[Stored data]
^^^^

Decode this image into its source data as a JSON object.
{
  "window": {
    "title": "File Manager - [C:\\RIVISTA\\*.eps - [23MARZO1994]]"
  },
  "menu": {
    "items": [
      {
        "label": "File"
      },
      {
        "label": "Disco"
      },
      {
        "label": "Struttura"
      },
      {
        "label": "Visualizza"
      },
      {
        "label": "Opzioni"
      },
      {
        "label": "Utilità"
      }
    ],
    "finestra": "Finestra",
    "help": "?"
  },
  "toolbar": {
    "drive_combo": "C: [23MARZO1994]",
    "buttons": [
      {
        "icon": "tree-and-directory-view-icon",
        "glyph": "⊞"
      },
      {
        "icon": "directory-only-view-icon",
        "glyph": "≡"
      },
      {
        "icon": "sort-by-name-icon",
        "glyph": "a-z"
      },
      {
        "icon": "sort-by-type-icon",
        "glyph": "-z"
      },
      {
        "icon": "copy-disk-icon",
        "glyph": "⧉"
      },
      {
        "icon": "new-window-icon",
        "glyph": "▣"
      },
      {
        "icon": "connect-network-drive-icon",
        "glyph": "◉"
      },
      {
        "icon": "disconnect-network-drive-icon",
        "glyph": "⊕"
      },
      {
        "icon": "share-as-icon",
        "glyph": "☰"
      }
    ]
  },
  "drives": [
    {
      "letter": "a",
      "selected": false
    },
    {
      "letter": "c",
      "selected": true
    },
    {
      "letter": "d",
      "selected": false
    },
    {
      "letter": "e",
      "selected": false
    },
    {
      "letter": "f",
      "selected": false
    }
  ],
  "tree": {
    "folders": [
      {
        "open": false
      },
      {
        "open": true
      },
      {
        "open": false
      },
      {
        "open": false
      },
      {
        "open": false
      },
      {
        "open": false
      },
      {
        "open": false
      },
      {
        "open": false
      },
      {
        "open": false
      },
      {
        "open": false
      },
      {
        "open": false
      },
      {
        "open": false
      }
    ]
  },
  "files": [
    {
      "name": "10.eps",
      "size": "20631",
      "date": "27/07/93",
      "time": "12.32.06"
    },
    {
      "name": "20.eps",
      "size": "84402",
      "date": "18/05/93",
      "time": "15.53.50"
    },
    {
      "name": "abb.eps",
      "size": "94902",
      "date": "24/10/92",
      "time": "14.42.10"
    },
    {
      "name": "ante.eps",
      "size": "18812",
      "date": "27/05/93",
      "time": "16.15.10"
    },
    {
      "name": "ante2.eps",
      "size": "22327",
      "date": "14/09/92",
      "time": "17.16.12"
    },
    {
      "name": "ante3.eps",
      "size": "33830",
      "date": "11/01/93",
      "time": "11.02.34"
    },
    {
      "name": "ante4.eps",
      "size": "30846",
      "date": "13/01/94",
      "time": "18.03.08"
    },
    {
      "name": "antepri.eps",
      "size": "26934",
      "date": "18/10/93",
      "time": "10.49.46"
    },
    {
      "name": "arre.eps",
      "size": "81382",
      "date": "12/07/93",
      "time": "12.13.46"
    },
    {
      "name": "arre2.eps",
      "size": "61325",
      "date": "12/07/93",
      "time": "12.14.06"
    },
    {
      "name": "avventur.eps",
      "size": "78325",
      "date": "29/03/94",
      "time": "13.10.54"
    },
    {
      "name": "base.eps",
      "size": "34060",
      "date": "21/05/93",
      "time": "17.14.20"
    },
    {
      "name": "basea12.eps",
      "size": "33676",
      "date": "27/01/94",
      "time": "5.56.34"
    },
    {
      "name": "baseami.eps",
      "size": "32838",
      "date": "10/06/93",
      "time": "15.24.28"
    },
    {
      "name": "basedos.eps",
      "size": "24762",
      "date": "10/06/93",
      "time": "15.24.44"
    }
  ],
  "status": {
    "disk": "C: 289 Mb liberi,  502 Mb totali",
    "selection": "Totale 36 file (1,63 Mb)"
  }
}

^^^^

**Given exercise**
Go through the listing above and return every line where the word "disk" occurs.

**Output**
        "icon": "copy-disk-icon",
    "disk": "C: 289 Mb liberi,  502 Mb totali",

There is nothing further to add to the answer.